Objective: Retype the material below. Keep every word exactly as it is.

Saved data entries:
▬▬▬
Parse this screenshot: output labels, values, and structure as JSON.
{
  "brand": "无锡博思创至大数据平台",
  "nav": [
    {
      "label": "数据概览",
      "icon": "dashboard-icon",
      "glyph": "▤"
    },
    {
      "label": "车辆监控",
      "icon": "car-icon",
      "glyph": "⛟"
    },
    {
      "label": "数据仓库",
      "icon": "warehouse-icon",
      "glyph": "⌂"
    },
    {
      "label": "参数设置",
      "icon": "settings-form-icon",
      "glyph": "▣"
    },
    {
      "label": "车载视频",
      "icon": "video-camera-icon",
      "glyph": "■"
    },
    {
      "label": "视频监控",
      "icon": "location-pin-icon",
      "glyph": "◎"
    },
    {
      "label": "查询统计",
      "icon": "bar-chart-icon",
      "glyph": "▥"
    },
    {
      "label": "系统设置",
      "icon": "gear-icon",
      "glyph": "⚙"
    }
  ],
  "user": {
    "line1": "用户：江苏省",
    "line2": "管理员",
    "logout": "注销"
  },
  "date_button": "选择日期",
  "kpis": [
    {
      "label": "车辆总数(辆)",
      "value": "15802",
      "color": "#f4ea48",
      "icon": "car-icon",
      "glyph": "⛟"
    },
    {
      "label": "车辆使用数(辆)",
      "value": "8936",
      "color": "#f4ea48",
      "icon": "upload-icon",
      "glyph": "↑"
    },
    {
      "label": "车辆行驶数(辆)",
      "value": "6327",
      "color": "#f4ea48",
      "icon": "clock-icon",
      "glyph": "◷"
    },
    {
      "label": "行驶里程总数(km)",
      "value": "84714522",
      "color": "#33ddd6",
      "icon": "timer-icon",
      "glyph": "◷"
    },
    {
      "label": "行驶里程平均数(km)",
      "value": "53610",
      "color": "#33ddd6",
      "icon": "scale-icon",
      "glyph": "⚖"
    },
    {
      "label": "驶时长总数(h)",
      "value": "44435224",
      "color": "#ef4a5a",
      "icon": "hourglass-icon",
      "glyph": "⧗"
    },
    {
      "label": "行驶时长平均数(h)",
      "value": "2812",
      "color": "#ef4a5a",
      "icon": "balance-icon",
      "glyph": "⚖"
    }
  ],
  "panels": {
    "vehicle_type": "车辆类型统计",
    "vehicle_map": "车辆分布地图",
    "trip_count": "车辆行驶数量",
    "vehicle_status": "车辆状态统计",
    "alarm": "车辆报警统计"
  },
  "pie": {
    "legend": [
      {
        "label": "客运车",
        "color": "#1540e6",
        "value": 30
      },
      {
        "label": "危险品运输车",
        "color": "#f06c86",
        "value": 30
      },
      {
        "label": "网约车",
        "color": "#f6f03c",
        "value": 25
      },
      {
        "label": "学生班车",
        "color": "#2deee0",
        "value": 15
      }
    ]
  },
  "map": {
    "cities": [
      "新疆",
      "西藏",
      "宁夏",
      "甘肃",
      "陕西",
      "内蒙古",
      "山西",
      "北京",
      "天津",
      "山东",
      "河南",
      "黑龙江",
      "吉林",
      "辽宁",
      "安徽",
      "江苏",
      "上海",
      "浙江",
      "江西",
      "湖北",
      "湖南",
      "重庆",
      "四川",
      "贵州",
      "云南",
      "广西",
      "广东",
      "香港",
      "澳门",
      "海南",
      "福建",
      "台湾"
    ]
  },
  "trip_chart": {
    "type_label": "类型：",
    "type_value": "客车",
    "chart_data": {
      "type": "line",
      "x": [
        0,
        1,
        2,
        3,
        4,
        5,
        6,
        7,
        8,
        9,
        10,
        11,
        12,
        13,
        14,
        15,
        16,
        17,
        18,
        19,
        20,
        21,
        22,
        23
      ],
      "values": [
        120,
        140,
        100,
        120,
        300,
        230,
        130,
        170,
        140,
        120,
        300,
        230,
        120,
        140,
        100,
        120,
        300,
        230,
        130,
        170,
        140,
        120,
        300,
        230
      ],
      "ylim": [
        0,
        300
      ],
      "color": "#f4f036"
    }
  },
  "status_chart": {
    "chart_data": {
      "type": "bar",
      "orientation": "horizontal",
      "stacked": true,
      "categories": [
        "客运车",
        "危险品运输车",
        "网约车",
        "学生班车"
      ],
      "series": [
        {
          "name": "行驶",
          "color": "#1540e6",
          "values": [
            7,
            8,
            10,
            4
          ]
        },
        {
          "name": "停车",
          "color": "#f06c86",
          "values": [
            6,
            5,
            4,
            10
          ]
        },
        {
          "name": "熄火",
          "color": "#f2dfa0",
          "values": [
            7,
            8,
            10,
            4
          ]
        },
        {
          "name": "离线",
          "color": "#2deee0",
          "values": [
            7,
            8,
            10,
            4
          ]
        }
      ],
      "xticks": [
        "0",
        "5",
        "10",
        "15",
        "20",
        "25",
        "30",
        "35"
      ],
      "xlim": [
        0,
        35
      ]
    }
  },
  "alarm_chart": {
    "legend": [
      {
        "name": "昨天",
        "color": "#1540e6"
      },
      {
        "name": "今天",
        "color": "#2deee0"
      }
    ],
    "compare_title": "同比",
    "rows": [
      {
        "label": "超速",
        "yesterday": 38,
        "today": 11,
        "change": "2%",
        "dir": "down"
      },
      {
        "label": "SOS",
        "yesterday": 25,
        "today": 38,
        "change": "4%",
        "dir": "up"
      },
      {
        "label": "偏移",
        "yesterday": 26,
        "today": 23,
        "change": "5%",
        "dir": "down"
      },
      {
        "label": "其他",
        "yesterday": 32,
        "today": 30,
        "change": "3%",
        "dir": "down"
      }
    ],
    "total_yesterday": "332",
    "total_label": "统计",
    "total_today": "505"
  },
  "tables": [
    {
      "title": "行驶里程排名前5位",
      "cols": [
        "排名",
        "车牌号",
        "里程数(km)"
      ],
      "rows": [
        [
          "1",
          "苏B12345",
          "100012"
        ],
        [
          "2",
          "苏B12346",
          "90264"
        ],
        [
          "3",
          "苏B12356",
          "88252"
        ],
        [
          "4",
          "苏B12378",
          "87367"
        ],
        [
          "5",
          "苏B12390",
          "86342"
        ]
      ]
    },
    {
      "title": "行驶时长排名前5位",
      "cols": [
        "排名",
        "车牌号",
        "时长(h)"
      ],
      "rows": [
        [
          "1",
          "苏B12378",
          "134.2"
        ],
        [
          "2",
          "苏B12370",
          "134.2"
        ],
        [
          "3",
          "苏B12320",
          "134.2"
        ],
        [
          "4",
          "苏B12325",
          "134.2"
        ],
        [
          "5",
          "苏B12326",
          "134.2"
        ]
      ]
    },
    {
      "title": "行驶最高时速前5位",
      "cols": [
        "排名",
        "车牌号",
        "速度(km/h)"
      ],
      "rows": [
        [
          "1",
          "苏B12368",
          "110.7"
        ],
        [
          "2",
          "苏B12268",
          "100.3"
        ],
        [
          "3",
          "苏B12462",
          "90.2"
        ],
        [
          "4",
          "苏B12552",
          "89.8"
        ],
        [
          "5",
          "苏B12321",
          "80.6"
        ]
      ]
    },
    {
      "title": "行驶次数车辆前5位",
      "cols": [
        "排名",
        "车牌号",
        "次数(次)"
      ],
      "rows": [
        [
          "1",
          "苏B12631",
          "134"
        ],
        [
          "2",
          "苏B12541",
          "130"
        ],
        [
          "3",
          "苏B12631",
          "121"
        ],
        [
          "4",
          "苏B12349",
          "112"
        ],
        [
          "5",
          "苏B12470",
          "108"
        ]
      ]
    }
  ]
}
▬▬▬
Exercise response:
Parse this screenshot: output labels, values, and structure as JSON.
{
  "brand": "无锡博思创至大数据平台",
  "nav": [
    {
      "label": "数据概览",
      "icon": "dashboard-icon",
      "glyph": "▤"
    },
    {
      "label": "车辆监控",
      "icon": "car-icon",
      "glyph": "⛟"
    },
    {
      "label": "数据仓库",
      "icon": "warehouse-icon",
      "glyph": "⌂"
    },
    {
      "label": "参数设置",
      "icon": "settings-form-icon",
      "glyph": "▣"
    },
    {
      "label": "车载视频",
      "icon": "video-camera-icon",
      "glyph": "■"
    },
    {
      "label": "视频监控",
      "icon": "location-pin-icon",
      "glyph": "◎"
    },
    {
      "label": "查询统计",
      "icon": "bar-chart-icon",
      "glyph": "▥"
    },
    {
      "label": "系统设置",
      "icon": "gear-icon",
      "glyph": "⚙"
    }
  ],
  "user": {
    "line1": "用户：江苏省",
    "line2": "管理员",
    "logout": "注销"
  },
  "date_button": "选择日期",
  "kpis": [
    {
      "label": "车辆总数(辆)",
      "value": "15802",
      "color": "#f4ea48",
      "icon": "car-icon",
      "glyph": "⛟"
    },
    {
      "label": "车辆使用数(辆)",
      "value": "8936",
      "color": "#f4ea48",
      "icon": "upload-icon",
      "glyph": "↑"
    },
    {
      "label": "车辆行驶数(辆)",
      "value": "6327",
      "color": "#f4ea48",
      "icon": "clock-icon",
      "glyph": "◷"
    },
    {
      "label": "行驶里程总数(km)",
      "value": "84714522",
      "color": "#33ddd6",
      "icon": "timer-icon",
      "glyph": "◷"
    },
    {
      "label": "行驶里程平均数(km)",
      "value": "53610",
      "color": "#33ddd6",
      "icon": "scale-icon",
      "glyph": "⚖"
    },
    {
      "label": "驶时长总数(h)",
      "value": "44435224",
      "color": "#ef4a5a",
      "icon": "hourglass-icon",
      "glyph": "⧗"
    },
    {
      "label": "行驶时长平均数(h)",
      "value": "2812",
      "color": "#ef4a5a",
      "icon": "balance-icon",
      "glyph": "⚖"
    }
  ],
  "panels": {
    "vehicle_type": "车辆类型统计",
    "vehicle_map": "车辆分布地图",
    "trip_count": "车辆行驶数量",
    "vehicle_status": "车辆状态统计",
    "alarm": "车辆报警统计"
  },
  "pie": {
    "legend": [
      {
        "label": "客运车",
        "color": "#1540e6",
        "value": 30
      },
      {
        "label": "危险品运输车",
        "color": "#f06c86",
        "value": 30
      },
      {
        "label": "网约车",
        "color": "#f6f03c",
        "value": 25
      },
      {
        "label": "学生班车",
        "color": "#2deee0",
        "value": 15
      }
    ]
  },
  "map": {
    "cities": [
      "新疆",
      "西藏",
      "宁夏",
      "甘肃",
      "陕西",
      "内蒙古",
      "山西",
      "北京",
      "天津",
      "山东",
      "河南",
      "黑龙江",
      "吉林",
      "辽宁",
      "安徽",
      "江苏",
      "上海",
      "浙江",
      "江西",
      "湖北",
      "湖南",
      "重庆",
      "四川",
      "贵州",
      "云南",
      "广西",
      "广东",
      "香港",
      "澳门",
      "海南",
      "福建",
      "台湾"
    ]
  },
  "trip_chart": {
    "type_label": "类型：",
    "type_value": "客车",
    "chart_data": {
      "type": "line",
      "x": [
        0,
        1,
        2,
        3,
        4,
        5,
        6,
        7,
        8,
        9,
        10,
        11,
        12,
        13,
        14,
        15,
        16,
        17,
        18,
        19,
        20,
        21,
        22,
        23
      ],
      "values": [
        120,
        140,
        100,
        120,
        300,
        230,
        130,
        170,
        140,
        120,
        300,
        230,
        120,
        140,
        100,
        120,
        300,
        230,
        130,
        170,
        140,
        120,
        300,
        230
      ],
      "ylim": [
        0,
        300
      ],
      "color": "#f4f036"
    }
  },
  "status_chart": {
    "chart_data": {
      "type": "bar",
      "orientation": "horizontal",
      "stacked": true,
      "categories": [
        "客运车",
        "危险品运输车",
        "网约车",
        "学生班车"
      ],
      "series": [
        {
          "name": "行驶",
          "color": "#1540e6",
          "values": [
            7,
            8,
            10,
            4
          ]
        },
        {
          "name": "停车",
          "color": "#f06c86",
          "values": [
            6,
            5,
            4,
            10
          ]
        },
        {
          "name": "熄火",
          "color": "#f2dfa0",
          "values": [
            7,
            8,
            10,
            4
          ]
        },
        {
          "name": "离线",
          "color": "#2deee0",
          "values": [
            7,
            8,
            10,
            4
          ]
        }
      ],
      "xticks": [
        "0",
        "5",
        "10",
        "15",
        "20",
        "25",
        "30",
        "35"
      ],
      "xlim": [
        0,
        35
      ]
    }
  },
  "alarm_chart": {
    "legend": [
      {
        "name": "昨天",
        "color": "#1540e6"
      },
      {
        "name": "今天",
        "color": "#2deee0"
      }
    ],
    "compare_title": "同比",
    "rows": [
      {
        "label": "超速",
        "yesterday": 38,
        "today": 11,
        "change": "2%",
        "dir": "down"
      },
      {
        "label": "SOS",
        "yesterday": 25,
        "today": 38,
        "change": "4%",
        "dir": "up"
      },
      {
        "label": "偏移",
        "yesterday": 26,
        "today": 23,
        "change": "5%",
        "dir": "down"
      },
      {
        "label": "其他",
        "yesterday": 32,
        "today": 30,
        "change": "3%",
        "dir": "down"
      }
    ],
    "total_yesterday": "332",
    "total_label": "统计",
    "total_today": "505"
  },
  "tables": [
    {
      "title": "行驶里程排名前5位",
      "cols": [
        "排名",
        "车牌号",
        "里程数(km)"
      ],
      "rows": [
        [
          "1",
          "苏B12345",
          "100012"
        ],
        [
          "2",
          "苏B12346",
          "90264"
        ],
        [
          "3",
          "苏B12356",
          "88252"
        ],
        [
          "4",
          "苏B12378",
          "87367"
        ],
        [
          "5",
          "苏B12390",
          "86342"
        ]
      ]
    },
    {
      "title": "行驶时长排名前5位",
      "cols": [
        "排名",
        "车牌号",
        "时长(h)"
      ],
      "rows": [
        [
          "1",
          "苏B12378",
          "134.2"
        ],
        [
          "2",
          "苏B12370",
          "134.2"
        ],
        [
          "3",
          "苏B12320",
          "134.2"
        ],
        [
          "4",
          "苏B12325",
          "134.2"
        ],
        [
          "5",
          "苏B12326",
          "134.2"
        ]
      ]
    },
    {
      "title": "行驶最高时速前5位",
      "cols": [
        "排名",
        "车牌号",
        "速度(km/h)"
      ],
      "rows": [
        [
          "1",
          "苏B12368",
          "110.7"
        ],
        [
          "2",
          "苏B12268",
          "100.3"
        ],
        [
          "3",
          "苏B12462",
          "90.2"
        ],
        [
          "4",
          "苏B12552",
          "89.8"
        ],
        [
          "5",
          "苏B12321",
          "80.6"
        ]
      ]
    },
    {
      "title": "行驶次数车辆前5位",
      "cols": [
        "排名",
        "车牌号",
        "次数(次)"
      ],
      "rows": [
        [
          "1",
          "苏B12631",
          "134"
        ],
        [
          "2",
          "苏B12541",
          "130"
        ],
        [
          "3",
          "苏B12631",
          "121"
        ],
        [
          "4",
          "苏B12349",
          "112"
        ],
        [
          "5",
          "苏B12470",
          "108"
        ]
      ]
    }
  ]
}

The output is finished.